— start of Record list —

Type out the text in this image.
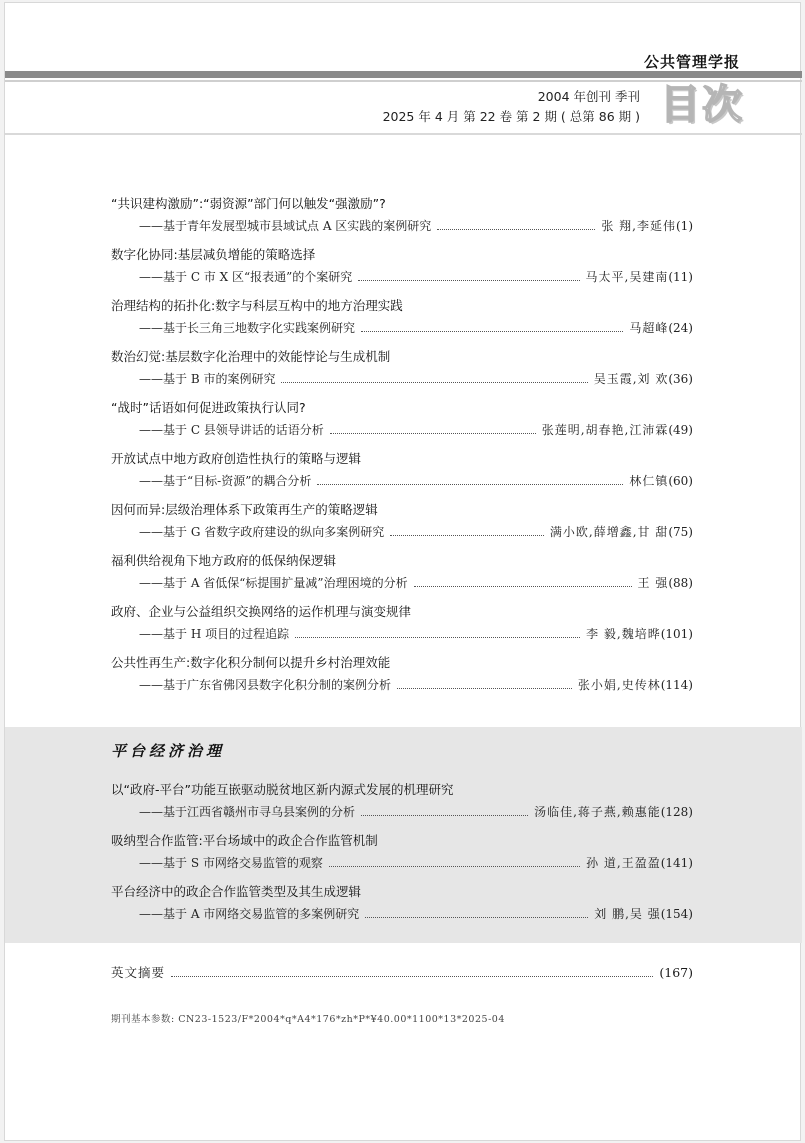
公共管理学报
2004 年创刊 季刊
2025 年 4 月 第 22 卷 第 2 期 ( 总第 86 期 ) 目次
“共识建构激励”:“弱资源”部门何以触发“强激励”?
——基于青年发展型城市县域试点 A 区实践的案例研究	张 翔,李延伟 (1)
数字化协同:基层减负增能的策略选择
——基于 C 市 X 区“报表通”的个案研究	马太平,吴建南 (11)
治理结构的拓扑化:数字与科层互构中的地方治理实践
——基于长三角三地数字化实践案例研究	马超峰 (24)
数治幻觉:基层数字化治理中的效能悖论与生成机制
——基于 B 市的案例研究	吴玉霞,刘 欢 (36)
“战时”话语如何促进政策执行认同?
——基于 C 县领导讲话的话语分析	张莲明,胡春艳,江沛霖 (49)
开放试点中地方政府创造性执行的策略与逻辑
——基于“目标-资源”的耦合分析	林仁镇 (60)
因何而异:层级治理体系下政策再生产的策略逻辑
——基于 G 省数字政府建设的纵向多案例研究	满小欧,薛增鑫,甘 甜 (75)
福利供给视角下地方政府的低保纳保逻辑
——基于 A 省低保“标提围扩量减”治理困境的分析	王 强 (88)
政府、企业与公益组织交换网络的运作机理与演变规律
——基于 H 项目的过程追踪	李 毅,魏培晔 (101)
公共性再生产:数字化积分制何以提升乡村治理效能
——基于广东省佛冈县数字化积分制的案例分析	张小娟,史传林 (114)
平台经济治理
以“政府-平台”功能互嵌驱动脱贫地区新内源式发展的机理研究
——基于江西省赣州市寻乌县案例的分析	汤临佳,蒋子燕,赖惠能 (128)
吸纳型合作监管:平台场域中的政企合作监管机制
——基于 S 市网络交易监管的观察	孙 道,王盈盈 (141)
平台经济中的政企合作监管类型及其生成逻辑
——基于 A 市网络交易监管的多案例研究	刘 鹏,吴 强 (154)
英文摘要	(167)
期刊基本参数: CN23-1523/F*2004*q*A4*176*zh*P*¥40.00*1100*13*2025-04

— end of Record list —

(Given exercise): All entries must be written out again exactly as given, with no pictures in the copy.

(Solution):
Type out the text in this image.
公共管理学报
2004 年创刊 季刊
2025 年 4 月 第 22 卷 第 2 期 ( 总第 86 期 ) 目次
“共识建构激励”:“弱资源”部门何以触发“强激励”?
——基于青年发展型城市县域试点 A 区实践的案例研究	张 翔,李延伟 (1)
数字化协同:基层减负增能的策略选择
——基于 C 市 X 区“报表通”的个案研究	马太平,吴建南 (11)
治理结构的拓扑化:数字与科层互构中的地方治理实践
——基于长三角三地数字化实践案例研究	马超峰 (24)
数治幻觉:基层数字化治理中的效能悖论与生成机制
——基于 B 市的案例研究	吴玉霞,刘 欢 (36)
“战时”话语如何促进政策执行认同?
——基于 C 县领导讲话的话语分析	张莲明,胡春艳,江沛霖 (49)
开放试点中地方政府创造性执行的策略与逻辑
——基于“目标-资源”的耦合分析	林仁镇 (60)
因何而异:层级治理体系下政策再生产的策略逻辑
——基于 G 省数字政府建设的纵向多案例研究	满小欧,薛增鑫,甘 甜 (75)
福利供给视角下地方政府的低保纳保逻辑
——基于 A 省低保“标提围扩量减”治理困境的分析	王 强 (88)
政府、企业与公益组织交换网络的运作机理与演变规律
——基于 H 项目的过程追踪	李 毅,魏培晔 (101)
公共性再生产:数字化积分制何以提升乡村治理效能
——基于广东省佛冈县数字化积分制的案例分析	张小娟,史传林 (114)
平台经济治理
以“政府-平台”功能互嵌驱动脱贫地区新内源式发展的机理研究
——基于江西省赣州市寻乌县案例的分析	汤临佳,蒋子燕,赖惠能 (128)
吸纳型合作监管:平台场域中的政企合作监管机制
——基于 S 市网络交易监管的观察	孙 道,王盈盈 (141)
平台经济中的政企合作监管类型及其生成逻辑
——基于 A 市网络交易监管的多案例研究	刘 鹏,吴 强 (154)
英文摘要	(167)
期刊基本参数: CN23-1523/F*2004*q*A4*176*zh*P*¥40.00*1100*13*2025-04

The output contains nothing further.